**Document excerpt**
— Start —

And then I woke up this morning and, much like the last nine mornings, this one looks a little bit different. I’m a little bit more lucid. A little bit stronger. A little less ashamed.
I woke up feeling very calm, very peaceful about the decision to go public with this. I thought about my friend Erika, who lives her truth on her blog every day. It dawned on me that a gay person must have these exact same worries upon coming out–surely a future employer, or a schoolyard bully, could and will read her blog and judge her in the same way I will most certainly be judged for this admission–but she does it anyway. She does it proudly, bravely, because it’s who she is.
Why should I be punished for doing the hardest work I’ve ever done in my life? This is not some questionable behavior I’m engaging in, this is who I am. Alcoholism is a chronic, progressive, fatal illness, and though I had no control over its occurrence I have absolute control over taking responsibility for it, over its treatment. If there is anyone out there, future employer or not, who will dismiss a girl for an act of honesty, an act of bravery, well. I’d rather not work for that person. I have also learned over the past nine days that quitting drinking is a very different thing from getting sober, and that most people have something, something, whether they drink or not. Most of us have something we use to disconnect, to zone out, to hide, to run, to stuff away. There’s no shame in facing that something head-on. I am learning that if there is something that knocks my breath away with fear, then that is exactly the thing I now need to move toward, not away from. That is where this lives.

— End —

**What you need to do**
1 > Translate this sentence from the essay on getting sober into Spanish: "There’s no shame in facing that something head-on."
2 > From the essay on getting sober, write out the passage starting at "And then I woke" and ending at "little less ashamed.".

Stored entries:
— Start —

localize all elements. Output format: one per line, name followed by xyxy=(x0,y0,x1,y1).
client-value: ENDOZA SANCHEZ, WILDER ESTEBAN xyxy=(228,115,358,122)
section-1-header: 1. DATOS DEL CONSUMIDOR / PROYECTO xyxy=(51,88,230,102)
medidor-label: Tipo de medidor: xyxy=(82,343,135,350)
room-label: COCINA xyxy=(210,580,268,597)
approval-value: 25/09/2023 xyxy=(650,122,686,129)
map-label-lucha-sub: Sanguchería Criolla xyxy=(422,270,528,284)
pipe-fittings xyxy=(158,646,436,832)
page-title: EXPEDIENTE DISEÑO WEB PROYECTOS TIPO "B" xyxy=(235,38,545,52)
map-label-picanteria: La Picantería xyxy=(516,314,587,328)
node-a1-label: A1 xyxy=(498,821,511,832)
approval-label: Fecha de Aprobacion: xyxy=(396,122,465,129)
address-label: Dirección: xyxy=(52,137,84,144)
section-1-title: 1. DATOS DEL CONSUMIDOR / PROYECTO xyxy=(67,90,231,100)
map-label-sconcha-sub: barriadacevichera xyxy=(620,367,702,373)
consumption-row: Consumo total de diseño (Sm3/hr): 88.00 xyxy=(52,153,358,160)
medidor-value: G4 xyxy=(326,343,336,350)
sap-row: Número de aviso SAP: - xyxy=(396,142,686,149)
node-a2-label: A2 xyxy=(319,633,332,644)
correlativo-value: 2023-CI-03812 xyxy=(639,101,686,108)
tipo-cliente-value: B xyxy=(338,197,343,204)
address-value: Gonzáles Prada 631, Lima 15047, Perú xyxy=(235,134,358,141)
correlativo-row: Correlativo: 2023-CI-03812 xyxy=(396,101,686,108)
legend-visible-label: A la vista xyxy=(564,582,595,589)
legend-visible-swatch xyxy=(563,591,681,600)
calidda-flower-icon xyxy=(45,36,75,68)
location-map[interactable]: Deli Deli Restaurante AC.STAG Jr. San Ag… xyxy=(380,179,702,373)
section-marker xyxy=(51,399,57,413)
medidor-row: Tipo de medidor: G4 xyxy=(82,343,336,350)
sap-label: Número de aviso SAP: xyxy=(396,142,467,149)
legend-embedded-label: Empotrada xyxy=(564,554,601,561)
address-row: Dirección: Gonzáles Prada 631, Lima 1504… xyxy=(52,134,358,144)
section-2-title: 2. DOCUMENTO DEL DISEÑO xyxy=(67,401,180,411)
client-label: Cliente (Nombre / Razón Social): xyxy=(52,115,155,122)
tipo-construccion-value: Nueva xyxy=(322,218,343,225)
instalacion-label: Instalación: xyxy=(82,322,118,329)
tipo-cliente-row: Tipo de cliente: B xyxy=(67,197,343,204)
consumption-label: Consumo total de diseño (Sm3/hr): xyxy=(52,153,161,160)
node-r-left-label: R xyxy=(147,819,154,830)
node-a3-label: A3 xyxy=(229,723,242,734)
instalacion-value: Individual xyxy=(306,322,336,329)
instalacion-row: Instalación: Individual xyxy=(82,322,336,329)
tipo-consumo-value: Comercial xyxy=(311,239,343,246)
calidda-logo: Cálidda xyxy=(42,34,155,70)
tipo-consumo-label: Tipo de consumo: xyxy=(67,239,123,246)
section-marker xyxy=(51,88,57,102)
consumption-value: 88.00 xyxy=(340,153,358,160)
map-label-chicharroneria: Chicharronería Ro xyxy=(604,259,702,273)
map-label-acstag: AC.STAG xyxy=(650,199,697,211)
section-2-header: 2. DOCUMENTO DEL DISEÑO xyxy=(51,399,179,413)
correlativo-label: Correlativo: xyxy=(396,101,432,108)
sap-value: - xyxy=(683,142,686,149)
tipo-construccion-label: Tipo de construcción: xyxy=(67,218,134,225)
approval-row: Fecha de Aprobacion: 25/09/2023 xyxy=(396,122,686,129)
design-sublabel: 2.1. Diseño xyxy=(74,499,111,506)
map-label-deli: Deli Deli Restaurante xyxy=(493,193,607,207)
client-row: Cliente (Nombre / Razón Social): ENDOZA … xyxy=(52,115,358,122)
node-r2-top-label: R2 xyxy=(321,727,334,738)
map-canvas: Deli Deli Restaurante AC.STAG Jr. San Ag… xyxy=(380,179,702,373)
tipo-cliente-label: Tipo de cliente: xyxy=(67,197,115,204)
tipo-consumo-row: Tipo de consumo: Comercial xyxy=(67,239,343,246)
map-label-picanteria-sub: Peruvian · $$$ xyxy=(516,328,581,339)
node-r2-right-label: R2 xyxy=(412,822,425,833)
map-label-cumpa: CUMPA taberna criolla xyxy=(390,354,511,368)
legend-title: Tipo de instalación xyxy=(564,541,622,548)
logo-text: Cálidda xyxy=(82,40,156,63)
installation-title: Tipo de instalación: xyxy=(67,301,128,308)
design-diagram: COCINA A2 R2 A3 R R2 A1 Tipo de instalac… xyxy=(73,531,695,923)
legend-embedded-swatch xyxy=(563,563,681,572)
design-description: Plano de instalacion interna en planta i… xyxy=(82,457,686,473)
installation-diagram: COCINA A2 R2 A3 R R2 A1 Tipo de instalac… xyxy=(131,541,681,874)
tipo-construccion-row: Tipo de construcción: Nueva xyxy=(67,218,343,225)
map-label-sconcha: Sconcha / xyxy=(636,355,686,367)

— End —

**The responses**
1 > No hay vergüenza en enfrentar ese algo de frente.

2 >
And then I woke up this morning and, much like the last nine mornings, this one looks a little bit different. I’m a little bit more lucid. A little bit stronger. A little less ashamed.